> **Written instruction**
Locate every line in the records below that contains the word "screenshot", and copy each one.

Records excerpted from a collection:
_ _ _ _ _

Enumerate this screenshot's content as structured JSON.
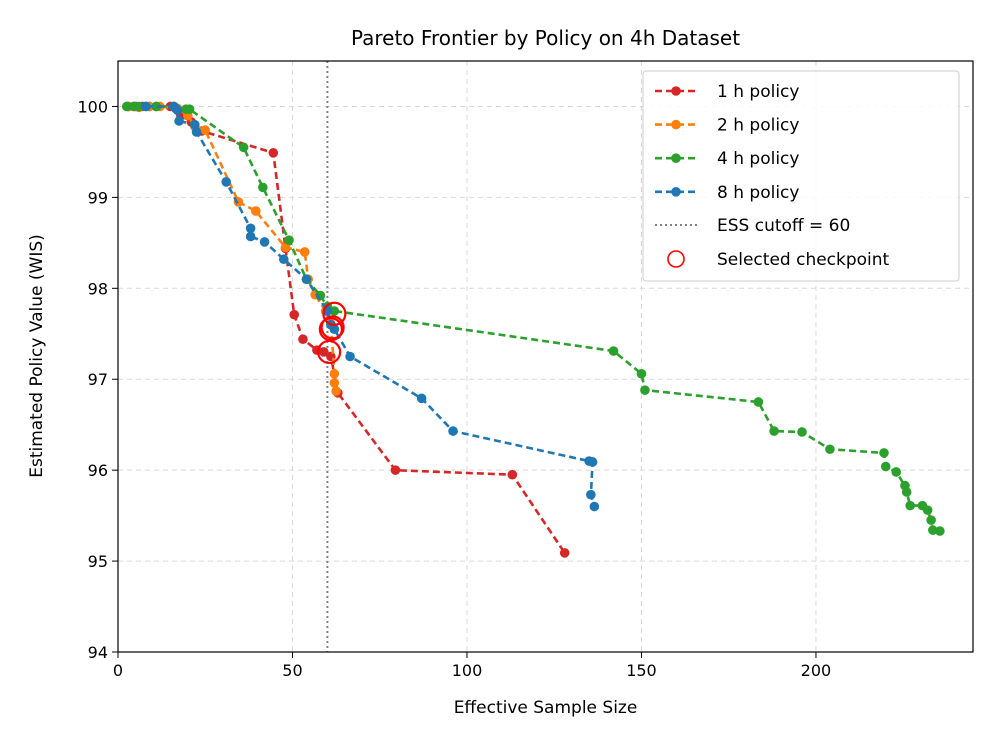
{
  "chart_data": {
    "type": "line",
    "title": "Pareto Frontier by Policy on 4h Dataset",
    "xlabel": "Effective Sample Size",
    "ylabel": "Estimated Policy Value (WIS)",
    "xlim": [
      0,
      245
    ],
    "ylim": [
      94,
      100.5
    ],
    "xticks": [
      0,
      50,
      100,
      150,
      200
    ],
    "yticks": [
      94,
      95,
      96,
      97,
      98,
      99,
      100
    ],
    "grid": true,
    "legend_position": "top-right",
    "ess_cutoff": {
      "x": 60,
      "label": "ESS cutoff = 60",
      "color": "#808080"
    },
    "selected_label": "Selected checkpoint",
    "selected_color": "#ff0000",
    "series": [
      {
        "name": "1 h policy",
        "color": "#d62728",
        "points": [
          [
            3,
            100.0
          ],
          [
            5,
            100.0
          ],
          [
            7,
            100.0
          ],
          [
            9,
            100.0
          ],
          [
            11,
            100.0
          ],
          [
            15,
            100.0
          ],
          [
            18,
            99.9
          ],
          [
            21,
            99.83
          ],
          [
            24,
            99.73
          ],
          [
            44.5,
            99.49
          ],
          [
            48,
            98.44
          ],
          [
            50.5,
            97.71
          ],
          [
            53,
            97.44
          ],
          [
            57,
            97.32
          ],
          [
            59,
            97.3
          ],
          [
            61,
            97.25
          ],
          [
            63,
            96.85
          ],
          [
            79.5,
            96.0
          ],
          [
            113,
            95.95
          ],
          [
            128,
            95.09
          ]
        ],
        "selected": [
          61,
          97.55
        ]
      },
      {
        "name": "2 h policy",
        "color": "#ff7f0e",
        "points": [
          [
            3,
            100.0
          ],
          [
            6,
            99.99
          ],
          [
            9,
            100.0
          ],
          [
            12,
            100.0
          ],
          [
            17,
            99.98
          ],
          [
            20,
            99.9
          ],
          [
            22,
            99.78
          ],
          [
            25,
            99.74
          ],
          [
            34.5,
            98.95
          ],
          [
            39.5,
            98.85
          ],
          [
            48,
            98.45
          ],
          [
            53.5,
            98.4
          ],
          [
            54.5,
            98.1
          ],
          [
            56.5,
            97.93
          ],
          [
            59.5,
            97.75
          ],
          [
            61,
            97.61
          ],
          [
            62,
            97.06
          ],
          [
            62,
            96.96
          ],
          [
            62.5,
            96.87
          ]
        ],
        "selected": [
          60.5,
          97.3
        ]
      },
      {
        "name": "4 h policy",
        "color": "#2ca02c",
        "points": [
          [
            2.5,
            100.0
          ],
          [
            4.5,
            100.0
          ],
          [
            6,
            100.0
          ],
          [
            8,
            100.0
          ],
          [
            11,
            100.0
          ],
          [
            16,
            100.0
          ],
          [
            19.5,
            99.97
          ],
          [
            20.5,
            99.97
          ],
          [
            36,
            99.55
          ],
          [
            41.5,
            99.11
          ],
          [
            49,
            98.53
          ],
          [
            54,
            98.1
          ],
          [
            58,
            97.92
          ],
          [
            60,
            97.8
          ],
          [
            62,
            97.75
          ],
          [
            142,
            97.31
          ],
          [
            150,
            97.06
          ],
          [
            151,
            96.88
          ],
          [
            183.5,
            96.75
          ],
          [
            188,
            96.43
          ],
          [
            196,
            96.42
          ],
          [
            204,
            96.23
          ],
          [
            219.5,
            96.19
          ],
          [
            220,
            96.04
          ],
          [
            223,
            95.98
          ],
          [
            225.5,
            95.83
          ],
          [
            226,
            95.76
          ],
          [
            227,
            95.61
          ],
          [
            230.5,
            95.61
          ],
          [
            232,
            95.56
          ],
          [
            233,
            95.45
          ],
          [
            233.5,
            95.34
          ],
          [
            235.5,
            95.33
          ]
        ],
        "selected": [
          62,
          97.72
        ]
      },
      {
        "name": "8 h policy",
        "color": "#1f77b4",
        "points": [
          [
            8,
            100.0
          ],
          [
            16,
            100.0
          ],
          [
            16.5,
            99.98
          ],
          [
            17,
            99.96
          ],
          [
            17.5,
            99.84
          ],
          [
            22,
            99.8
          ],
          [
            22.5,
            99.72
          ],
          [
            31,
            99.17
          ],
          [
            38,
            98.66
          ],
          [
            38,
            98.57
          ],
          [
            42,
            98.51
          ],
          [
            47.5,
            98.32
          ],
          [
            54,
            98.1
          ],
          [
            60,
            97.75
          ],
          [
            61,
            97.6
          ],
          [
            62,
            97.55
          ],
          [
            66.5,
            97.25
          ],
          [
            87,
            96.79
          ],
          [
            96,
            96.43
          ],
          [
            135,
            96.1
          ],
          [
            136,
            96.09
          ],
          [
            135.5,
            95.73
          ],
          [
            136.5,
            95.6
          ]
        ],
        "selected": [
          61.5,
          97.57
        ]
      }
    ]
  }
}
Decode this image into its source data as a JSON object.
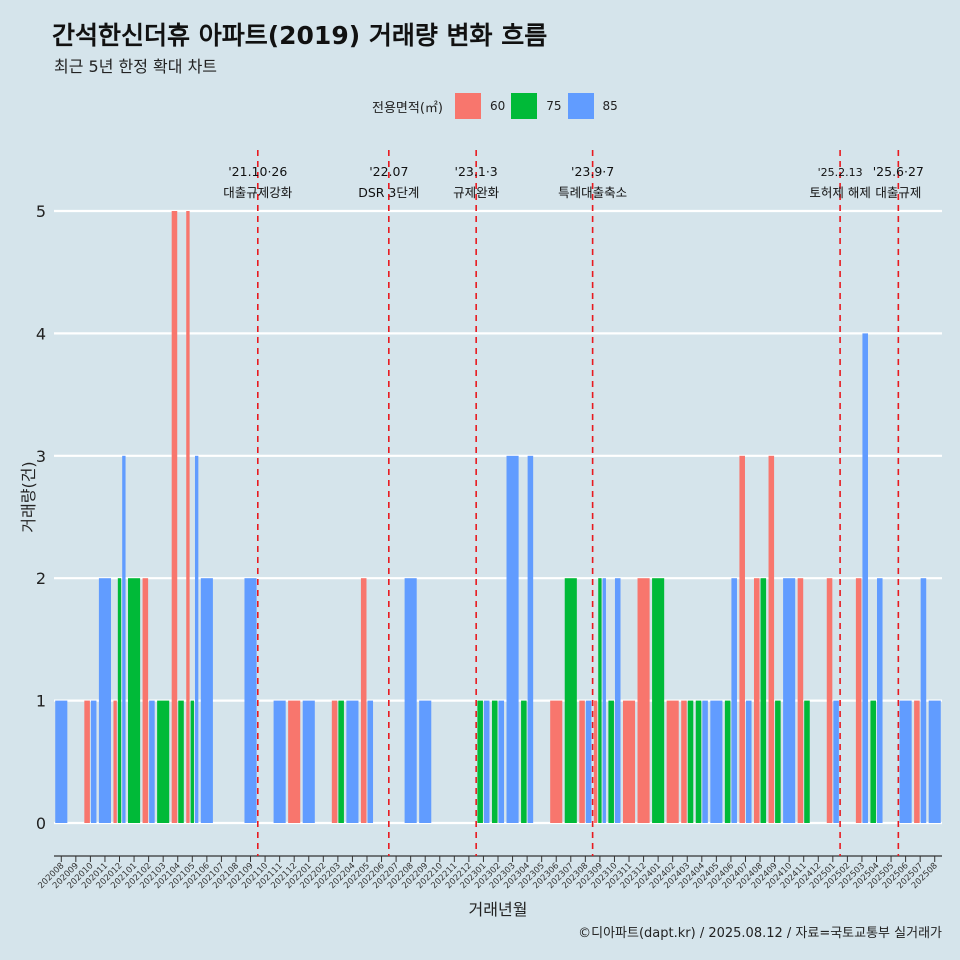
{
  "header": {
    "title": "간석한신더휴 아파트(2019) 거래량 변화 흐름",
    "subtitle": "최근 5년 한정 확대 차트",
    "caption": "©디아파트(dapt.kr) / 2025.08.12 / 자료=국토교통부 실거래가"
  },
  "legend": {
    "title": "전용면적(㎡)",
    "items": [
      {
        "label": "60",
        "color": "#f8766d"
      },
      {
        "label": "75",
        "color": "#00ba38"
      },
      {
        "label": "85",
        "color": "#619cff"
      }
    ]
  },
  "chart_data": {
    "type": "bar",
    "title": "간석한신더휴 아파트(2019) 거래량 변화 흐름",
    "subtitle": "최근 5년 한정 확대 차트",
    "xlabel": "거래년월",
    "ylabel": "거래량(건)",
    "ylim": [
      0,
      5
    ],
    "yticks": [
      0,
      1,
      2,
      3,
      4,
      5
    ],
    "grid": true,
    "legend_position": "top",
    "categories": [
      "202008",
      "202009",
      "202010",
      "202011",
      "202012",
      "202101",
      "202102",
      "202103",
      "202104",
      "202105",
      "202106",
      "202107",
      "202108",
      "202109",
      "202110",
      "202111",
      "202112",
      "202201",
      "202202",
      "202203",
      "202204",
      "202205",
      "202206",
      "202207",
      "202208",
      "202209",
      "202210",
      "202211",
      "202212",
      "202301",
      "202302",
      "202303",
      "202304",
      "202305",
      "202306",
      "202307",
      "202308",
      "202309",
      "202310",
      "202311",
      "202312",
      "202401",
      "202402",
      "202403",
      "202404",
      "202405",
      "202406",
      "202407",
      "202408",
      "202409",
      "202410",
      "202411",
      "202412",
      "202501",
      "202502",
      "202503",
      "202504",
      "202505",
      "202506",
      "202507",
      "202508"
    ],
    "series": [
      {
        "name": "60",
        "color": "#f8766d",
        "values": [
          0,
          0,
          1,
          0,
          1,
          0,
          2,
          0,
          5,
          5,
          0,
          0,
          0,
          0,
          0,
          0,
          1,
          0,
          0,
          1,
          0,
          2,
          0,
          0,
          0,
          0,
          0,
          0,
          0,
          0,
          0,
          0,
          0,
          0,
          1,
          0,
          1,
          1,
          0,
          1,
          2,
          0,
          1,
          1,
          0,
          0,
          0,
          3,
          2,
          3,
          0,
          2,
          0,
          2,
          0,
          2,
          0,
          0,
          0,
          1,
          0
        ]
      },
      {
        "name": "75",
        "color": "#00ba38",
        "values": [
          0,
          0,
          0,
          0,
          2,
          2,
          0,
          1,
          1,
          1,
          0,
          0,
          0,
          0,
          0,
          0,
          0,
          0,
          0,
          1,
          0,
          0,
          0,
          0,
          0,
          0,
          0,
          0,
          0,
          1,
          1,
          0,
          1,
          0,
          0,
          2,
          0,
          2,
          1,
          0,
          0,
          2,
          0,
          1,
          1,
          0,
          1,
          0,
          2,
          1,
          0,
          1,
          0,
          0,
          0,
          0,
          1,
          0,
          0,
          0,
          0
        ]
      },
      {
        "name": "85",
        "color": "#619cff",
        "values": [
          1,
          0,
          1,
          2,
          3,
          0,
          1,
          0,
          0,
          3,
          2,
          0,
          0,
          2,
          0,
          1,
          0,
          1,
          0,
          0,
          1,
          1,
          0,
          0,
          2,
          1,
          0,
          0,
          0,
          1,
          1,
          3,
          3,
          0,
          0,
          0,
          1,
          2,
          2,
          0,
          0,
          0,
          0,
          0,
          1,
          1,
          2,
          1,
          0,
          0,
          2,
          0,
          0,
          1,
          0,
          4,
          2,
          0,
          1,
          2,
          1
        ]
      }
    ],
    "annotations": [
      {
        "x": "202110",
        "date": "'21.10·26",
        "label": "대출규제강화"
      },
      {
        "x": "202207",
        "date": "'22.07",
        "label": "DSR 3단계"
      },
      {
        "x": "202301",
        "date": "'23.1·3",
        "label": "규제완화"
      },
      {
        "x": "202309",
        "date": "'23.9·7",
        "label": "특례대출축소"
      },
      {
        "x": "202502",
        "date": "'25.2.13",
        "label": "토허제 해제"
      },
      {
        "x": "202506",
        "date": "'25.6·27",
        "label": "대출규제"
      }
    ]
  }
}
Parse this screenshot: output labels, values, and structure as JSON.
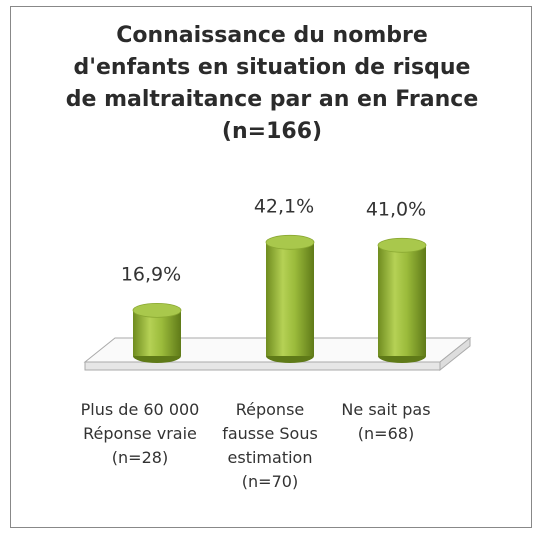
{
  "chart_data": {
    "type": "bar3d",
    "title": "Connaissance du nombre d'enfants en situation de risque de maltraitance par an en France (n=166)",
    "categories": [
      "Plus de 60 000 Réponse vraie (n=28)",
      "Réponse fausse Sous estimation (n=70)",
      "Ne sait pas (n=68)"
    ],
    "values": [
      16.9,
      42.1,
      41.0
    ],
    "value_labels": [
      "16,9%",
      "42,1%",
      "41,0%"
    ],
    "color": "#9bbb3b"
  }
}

_ _ _ _ _

> **Answer to this exercise**
Enumerate this screenshot's content as structured JSON.
Parse this screenshot: output labels, values, and structure as JSON.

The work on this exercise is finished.